[BEGIN MATERIAL FOR THIS TASK]
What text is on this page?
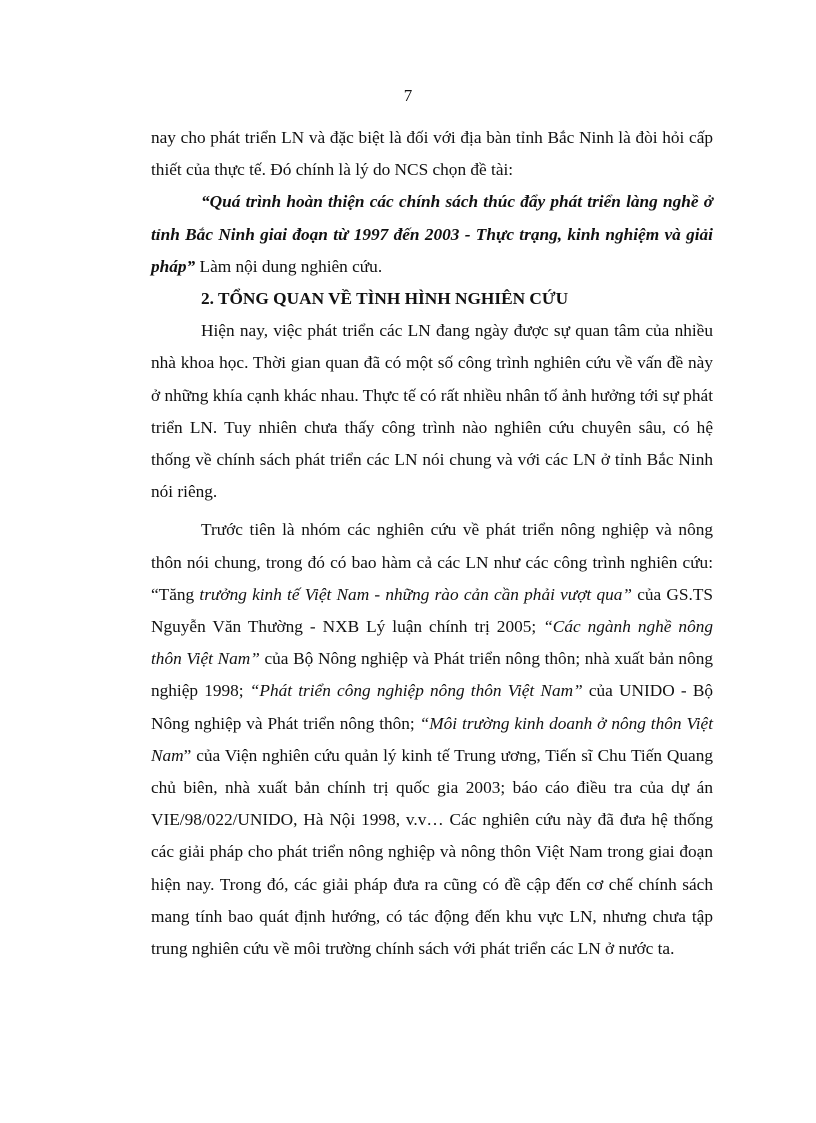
7

nay cho phát triển LN và đặc biệt là đối với địa bàn tỉnh Bắc Ninh là đòi hỏi cấp thiết của thực tế. Đó chính là lý do NCS chọn đề tài:

“Quá trình hoàn thiện các chính sách thúc đẩy phát triển làng nghề ở tỉnh Bắc Ninh giai đoạn từ 1997 đến 2003 - Thực trạng, kinh nghiệm và giải pháp” Làm nội dung nghiên cứu.

2. TỔNG QUAN VỀ TÌNH HÌNH NGHIÊN CỨU

Hiện nay, việc phát triển các LN đang ngày được sự quan tâm của nhiều nhà khoa học. Thời gian quan đã có một số công trình nghiên cứu về vấn đề này ở những khía cạnh khác nhau. Thực tế có rất nhiều nhân tố ảnh hưởng tới sự phát triển LN. Tuy nhiên chưa thấy công trình nào nghiên cứu chuyên sâu, có hệ thống về chính sách phát triển các LN nói chung và với các LN ở tỉnh Bắc Ninh nói riêng.

Trước tiên là nhóm các nghiên cứu về phát triển nông nghiệp và nông thôn nói chung, trong đó có bao hàm cả các LN như các công trình nghiên cứu: “Tăng trưởng kinh tế Việt Nam - những rào cản cần phải vượt qua” của GS.TS Nguyễn Văn Thường - NXB Lý luận chính trị 2005; “Các ngành nghề nông thôn Việt Nam” của Bộ Nông nghiệp và Phát triển nông thôn; nhà xuất bản nông nghiệp 1998; “Phát triển công nghiệp nông thôn Việt Nam” của UNIDO - Bộ Nông nghiệp và Phát triển nông thôn; “Môi trường kinh doanh ở nông thôn Việt Nam” của Viện nghiên cứu quản lý kinh tế Trung ương, Tiến sĩ Chu Tiến Quang chủ biên, nhà xuất bản chính trị quốc gia 2003; báo cáo điều tra của dự án VIE/98/022/UNIDO, Hà Nội 1998, v.v… Các nghiên cứu này đã đưa hệ thống các giải pháp cho phát triển nông nghiệp và nông thôn Việt Nam trong giai đoạn hiện nay. Trong đó, các giải pháp đưa ra cũng có đề cập đến cơ chế chính sách mang tính bao quát định hướng, có tác động đến khu vực LN, nhưng chưa tập trung nghiên cứu về môi trường chính sách với phát triển các LN ở nước ta.
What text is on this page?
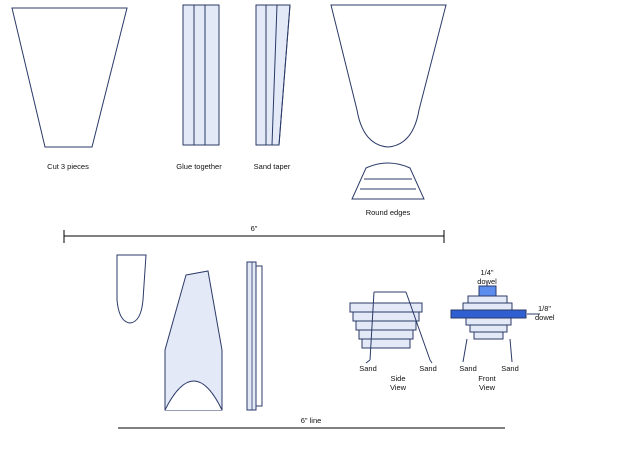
Cut 3 pieces	Glue together	Sand taper
Round edges
6"
6" line
Sand	Sand
Side
View
Sand	Sand
Front
View
1/4"
dowel
1/8"
dowel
[END MATERIAL FOR THIS TASK]
_PROBLEM_
Make an exact copy of the whole listing, but don't bring over any pictures.

_RESULT OF THE EXERCISE_
What text is on this page?
7

nay cho phát triển LN và đặc biệt là đối với địa bàn tỉnh Bắc Ninh là đòi hỏi cấp thiết của thực tế. Đó chính là lý do NCS chọn đề tài:

“Quá trình hoàn thiện các chính sách thúc đẩy phát triển làng nghề ở tỉnh Bắc Ninh giai đoạn từ 1997 đến 2003 - Thực trạng, kinh nghiệm và giải pháp” Làm nội dung nghiên cứu.

2. TỔNG QUAN VỀ TÌNH HÌNH NGHIÊN CỨU

Hiện nay, việc phát triển các LN đang ngày được sự quan tâm của nhiều nhà khoa học. Thời gian quan đã có một số công trình nghiên cứu về vấn đề này ở những khía cạnh khác nhau. Thực tế có rất nhiều nhân tố ảnh hưởng tới sự phát triển LN. Tuy nhiên chưa thấy công trình nào nghiên cứu chuyên sâu, có hệ thống về chính sách phát triển các LN nói chung và với các LN ở tỉnh Bắc Ninh nói riêng.

Trước tiên là nhóm các nghiên cứu về phát triển nông nghiệp và nông thôn nói chung, trong đó có bao hàm cả các LN như các công trình nghiên cứu: “Tăng trưởng kinh tế Việt Nam - những rào cản cần phải vượt qua” của GS.TS Nguyễn Văn Thường - NXB Lý luận chính trị 2005; “Các ngành nghề nông thôn Việt Nam” của Bộ Nông nghiệp và Phát triển nông thôn; nhà xuất bản nông nghiệp 1998; “Phát triển công nghiệp nông thôn Việt Nam” của UNIDO - Bộ Nông nghiệp và Phát triển nông thôn; “Môi trường kinh doanh ở nông thôn Việt Nam” của Viện nghiên cứu quản lý kinh tế Trung ương, Tiến sĩ Chu Tiến Quang chủ biên, nhà xuất bản chính trị quốc gia 2003; báo cáo điều tra của dự án VIE/98/022/UNIDO, Hà Nội 1998, v.v… Các nghiên cứu này đã đưa hệ thống các giải pháp cho phát triển nông nghiệp và nông thôn Việt Nam trong giai đoạn hiện nay. Trong đó, các giải pháp đưa ra cũng có đề cập đến cơ chế chính sách mang tính bao quát định hướng, có tác động đến khu vực LN, nhưng chưa tập trung nghiên cứu về môi trường chính sách với phát triển các LN ở nước ta.
What text is on this page?
Cut 3 pieces	Glue together	Sand taper
Round edges
6"
6" line
Sand	Sand
Side
View
Sand	Sand
Front
View
1/4"
dowel
1/8"
dowel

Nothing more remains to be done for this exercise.